(OBJECTIVE)
Wherever the word "respond" appears in the entries, copy the whole line.

(PROVIDED ENTRIES)
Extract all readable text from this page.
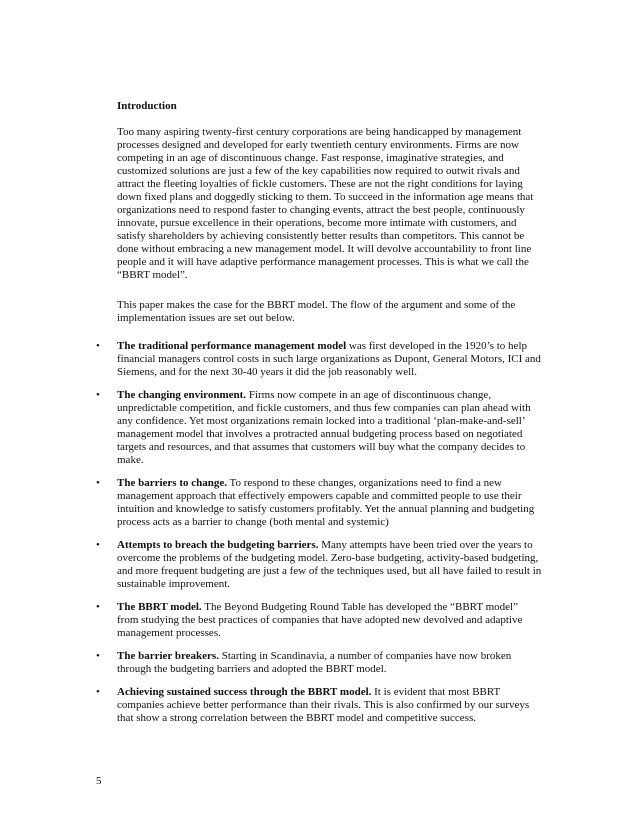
Introduction

Too many aspiring twenty-first century corporations are being handicapped by management processes designed and developed for early twentieth century environments. Firms are now competing in an age of discontinuous change. Fast response, imaginative strategies, and customized solutions are just a few of the key capabilities now required to outwit rivals and attract the fleeting loyalties of fickle customers. These are not the right conditions for laying down fixed plans and doggedly sticking to them. To succeed in the information age means that organizations need to respond faster to changing events, attract the best people, continuously innovate, pursue excellence in their operations, become more intimate with customers, and satisfy shareholders by achieving consistently better results than competitors. This cannot be done without embracing a new management model. It will devolve accountability to front line people and it will have adaptive performance management processes. This is what we call the “BBRT model”.

This paper makes the case for the BBRT model. The flow of the argument and some of the implementation issues are set out below.

• The traditional performance management model was first developed in the 1920’s to help financial managers control costs in such large organizations as Dupont, General Motors, ICI and Siemens, and for the next 30-40 years it did the job reasonably well.
• The changing environment. Firms now compete in an age of discontinuous change, unpredictable competition, and fickle customers, and thus few companies can plan ahead with any confidence. Yet most organizations remain locked into a traditional ‘plan-make-and-sell’ management model that involves a protracted annual budgeting process based on negotiated targets and resources, and that assumes that customers will buy what the company decides to make.
• The barriers to change. To respond to these changes, organizations need to find a new management approach that effectively empowers capable and committed people to use their intuition and knowledge to satisfy customers profitably. Yet the annual planning and budgeting process acts as a barrier to change (both mental and systemic)
• Attempts to breach the budgeting barriers. Many attempts have been tried over the years to overcome the problems of the budgeting model. Zero-base budgeting, activity-based budgeting, and more frequent budgeting are just a few of the techniques used, but all have failed to result in sustainable improvement.
• The BBRT model. The Beyond Budgeting Round Table has developed the “BBRT model” from studying the best practices of companies that have adopted new devolved and adaptive management processes.
• The barrier breakers. Starting in Scandinavia, a number of companies have now broken through the budgeting barriers and adopted the BBRT model.
• Achieving sustained success through the BBRT model. It is evident that most BBRT companies achieve better performance than their rivals. This is also confirmed by our surveys that show a strong correlation between the BBRT model and competitive success.
5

(TASK SOLUTION)
Too many aspiring twenty-first century corporations are being handicapped by management processes designed and developed for early twentieth century environments. Firms are now competing in an age of discontinuous change. Fast response, imaginative strategies, and customized solutions are just a few of the key capabilities now required to outwit rivals and attract the fleeting loyalties of fickle customers. These are not the right conditions for laying down fixed plans and doggedly sticking to them. To succeed in the information age means that organizations need to respond faster to changing events, attract the best people, continuously innovate, pursue excellence in their operations, become more intimate with customers, and satisfy shareholders by achieving consistently better results than competitors. This cannot be done without embracing a new management model. It will devolve accountability to front line people and it will have adaptive performance management processes. This is what we call the “BBRT model”.
• The barriers to change. To respond to these changes, organizations need to find a new management approach that effectively empowers capable and committed people to use their intuition and knowledge to satisfy customers profitably. Yet the annual planning and budgeting process acts as a barrier to change (both mental and systemic)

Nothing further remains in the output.